== WHAT YOU HAVE TO DO ==
Note each line where "present" appears, and copy it.

== LISTING ==
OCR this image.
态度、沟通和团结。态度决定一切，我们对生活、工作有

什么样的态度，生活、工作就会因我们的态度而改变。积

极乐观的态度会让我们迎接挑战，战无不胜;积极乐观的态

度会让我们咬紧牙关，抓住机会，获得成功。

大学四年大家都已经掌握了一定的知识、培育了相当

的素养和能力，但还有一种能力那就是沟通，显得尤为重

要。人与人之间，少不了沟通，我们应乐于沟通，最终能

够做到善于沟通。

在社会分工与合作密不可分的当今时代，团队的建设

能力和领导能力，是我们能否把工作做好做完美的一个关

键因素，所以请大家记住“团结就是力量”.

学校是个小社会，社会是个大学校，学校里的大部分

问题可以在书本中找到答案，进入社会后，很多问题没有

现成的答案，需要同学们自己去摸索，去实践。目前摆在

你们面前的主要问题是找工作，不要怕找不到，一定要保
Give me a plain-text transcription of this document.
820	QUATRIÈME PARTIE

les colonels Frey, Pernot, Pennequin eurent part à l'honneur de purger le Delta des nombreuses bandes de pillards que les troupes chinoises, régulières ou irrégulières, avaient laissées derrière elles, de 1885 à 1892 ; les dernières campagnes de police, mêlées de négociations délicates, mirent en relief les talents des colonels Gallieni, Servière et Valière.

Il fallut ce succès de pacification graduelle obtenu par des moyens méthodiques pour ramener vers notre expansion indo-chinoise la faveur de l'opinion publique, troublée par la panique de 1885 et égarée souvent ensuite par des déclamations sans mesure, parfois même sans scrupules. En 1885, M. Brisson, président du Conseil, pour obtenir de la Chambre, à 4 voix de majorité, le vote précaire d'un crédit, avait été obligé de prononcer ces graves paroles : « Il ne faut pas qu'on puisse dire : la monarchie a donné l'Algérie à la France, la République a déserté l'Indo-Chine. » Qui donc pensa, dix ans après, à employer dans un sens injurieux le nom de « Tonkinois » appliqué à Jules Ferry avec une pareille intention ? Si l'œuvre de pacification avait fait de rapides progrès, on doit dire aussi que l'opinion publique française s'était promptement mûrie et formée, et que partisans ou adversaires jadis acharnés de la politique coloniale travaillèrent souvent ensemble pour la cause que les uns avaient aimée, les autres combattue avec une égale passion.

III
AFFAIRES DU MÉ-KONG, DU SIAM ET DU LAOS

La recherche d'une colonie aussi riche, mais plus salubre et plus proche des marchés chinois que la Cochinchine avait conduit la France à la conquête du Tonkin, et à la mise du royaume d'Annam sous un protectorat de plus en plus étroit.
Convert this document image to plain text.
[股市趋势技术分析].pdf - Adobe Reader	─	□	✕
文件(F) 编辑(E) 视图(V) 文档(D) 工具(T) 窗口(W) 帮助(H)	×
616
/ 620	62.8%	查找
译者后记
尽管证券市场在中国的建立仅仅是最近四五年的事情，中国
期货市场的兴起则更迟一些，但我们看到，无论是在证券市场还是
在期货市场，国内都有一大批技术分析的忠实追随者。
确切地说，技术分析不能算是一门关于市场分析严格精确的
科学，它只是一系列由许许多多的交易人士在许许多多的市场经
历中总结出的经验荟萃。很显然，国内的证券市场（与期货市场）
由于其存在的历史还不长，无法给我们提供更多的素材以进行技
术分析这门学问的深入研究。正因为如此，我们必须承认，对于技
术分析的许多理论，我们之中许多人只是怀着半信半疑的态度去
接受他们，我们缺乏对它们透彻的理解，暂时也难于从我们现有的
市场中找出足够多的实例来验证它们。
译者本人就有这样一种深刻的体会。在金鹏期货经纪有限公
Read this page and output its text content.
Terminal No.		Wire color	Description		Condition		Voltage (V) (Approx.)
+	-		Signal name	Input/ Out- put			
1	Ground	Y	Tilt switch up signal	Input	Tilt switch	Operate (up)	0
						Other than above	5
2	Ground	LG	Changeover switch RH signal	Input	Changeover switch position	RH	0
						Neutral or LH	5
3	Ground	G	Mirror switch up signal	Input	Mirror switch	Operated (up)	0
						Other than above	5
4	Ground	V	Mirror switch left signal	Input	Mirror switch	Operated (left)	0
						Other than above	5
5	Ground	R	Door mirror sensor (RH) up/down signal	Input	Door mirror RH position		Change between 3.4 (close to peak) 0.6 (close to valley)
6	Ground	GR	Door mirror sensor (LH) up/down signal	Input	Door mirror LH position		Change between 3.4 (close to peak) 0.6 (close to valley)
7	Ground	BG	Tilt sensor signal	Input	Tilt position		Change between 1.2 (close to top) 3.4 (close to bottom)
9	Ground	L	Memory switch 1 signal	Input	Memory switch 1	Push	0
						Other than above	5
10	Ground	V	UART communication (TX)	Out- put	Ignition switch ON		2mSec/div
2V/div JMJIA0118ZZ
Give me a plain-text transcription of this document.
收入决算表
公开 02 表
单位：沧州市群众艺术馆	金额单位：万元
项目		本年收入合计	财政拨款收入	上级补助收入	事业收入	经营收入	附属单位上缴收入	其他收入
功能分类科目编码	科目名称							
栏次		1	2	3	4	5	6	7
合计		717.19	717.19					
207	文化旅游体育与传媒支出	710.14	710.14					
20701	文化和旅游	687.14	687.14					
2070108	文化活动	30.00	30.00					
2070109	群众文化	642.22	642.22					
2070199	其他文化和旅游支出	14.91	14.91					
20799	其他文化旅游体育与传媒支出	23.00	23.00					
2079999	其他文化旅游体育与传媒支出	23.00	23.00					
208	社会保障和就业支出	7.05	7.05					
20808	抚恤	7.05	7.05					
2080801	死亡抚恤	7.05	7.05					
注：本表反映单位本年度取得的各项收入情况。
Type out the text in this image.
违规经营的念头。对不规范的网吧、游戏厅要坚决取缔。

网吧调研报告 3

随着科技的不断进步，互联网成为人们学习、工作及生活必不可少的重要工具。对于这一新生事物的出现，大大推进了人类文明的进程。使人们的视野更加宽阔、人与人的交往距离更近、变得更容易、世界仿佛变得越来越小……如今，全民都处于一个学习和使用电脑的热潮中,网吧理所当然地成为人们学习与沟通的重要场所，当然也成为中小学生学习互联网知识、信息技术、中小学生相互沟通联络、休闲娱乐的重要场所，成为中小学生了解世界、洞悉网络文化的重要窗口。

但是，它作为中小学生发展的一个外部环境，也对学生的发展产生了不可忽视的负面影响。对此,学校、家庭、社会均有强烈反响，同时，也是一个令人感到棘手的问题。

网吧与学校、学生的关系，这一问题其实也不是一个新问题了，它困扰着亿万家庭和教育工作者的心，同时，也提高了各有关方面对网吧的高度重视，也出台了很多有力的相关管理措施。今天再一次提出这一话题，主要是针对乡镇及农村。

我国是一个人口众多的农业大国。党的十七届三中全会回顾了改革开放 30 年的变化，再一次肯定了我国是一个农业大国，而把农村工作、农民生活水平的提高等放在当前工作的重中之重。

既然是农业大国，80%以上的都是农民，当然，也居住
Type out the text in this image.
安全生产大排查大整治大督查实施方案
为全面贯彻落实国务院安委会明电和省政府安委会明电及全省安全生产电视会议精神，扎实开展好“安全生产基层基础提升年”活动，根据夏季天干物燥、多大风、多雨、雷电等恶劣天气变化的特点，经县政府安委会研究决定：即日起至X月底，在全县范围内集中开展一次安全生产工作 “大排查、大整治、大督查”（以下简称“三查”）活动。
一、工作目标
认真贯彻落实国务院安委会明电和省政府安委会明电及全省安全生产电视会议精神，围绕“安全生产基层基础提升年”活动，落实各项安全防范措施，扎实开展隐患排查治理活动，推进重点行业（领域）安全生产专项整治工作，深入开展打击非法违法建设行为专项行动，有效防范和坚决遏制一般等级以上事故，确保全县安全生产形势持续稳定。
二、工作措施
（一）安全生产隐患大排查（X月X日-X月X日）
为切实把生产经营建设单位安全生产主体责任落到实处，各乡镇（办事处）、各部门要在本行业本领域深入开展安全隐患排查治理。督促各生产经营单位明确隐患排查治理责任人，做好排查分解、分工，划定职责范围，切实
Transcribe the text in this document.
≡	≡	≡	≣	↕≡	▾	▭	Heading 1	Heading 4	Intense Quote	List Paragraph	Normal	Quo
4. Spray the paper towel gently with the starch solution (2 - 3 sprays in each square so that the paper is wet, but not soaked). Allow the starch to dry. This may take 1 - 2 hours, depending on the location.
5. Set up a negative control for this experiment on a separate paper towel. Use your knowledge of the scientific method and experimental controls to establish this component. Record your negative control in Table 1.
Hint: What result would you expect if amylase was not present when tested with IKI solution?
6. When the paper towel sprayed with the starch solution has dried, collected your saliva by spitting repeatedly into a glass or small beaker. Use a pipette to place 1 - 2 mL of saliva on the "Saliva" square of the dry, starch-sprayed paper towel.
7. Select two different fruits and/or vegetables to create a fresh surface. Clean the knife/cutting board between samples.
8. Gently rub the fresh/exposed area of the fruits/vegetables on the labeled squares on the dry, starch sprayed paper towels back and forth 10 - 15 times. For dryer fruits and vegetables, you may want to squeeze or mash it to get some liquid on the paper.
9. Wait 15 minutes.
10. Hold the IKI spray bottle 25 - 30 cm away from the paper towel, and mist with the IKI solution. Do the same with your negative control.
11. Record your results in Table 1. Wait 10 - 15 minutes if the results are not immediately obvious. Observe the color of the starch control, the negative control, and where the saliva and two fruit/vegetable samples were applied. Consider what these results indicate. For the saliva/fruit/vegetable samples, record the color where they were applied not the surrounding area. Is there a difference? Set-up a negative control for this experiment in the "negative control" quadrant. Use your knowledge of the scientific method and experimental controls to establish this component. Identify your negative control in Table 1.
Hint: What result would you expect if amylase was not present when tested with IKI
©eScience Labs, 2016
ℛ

== FULL ANSWER ==
Hint: What result would you expect if amylase was not present when tested with IKI solution?
Hint: What result would you expect if amylase was not present when tested with IKI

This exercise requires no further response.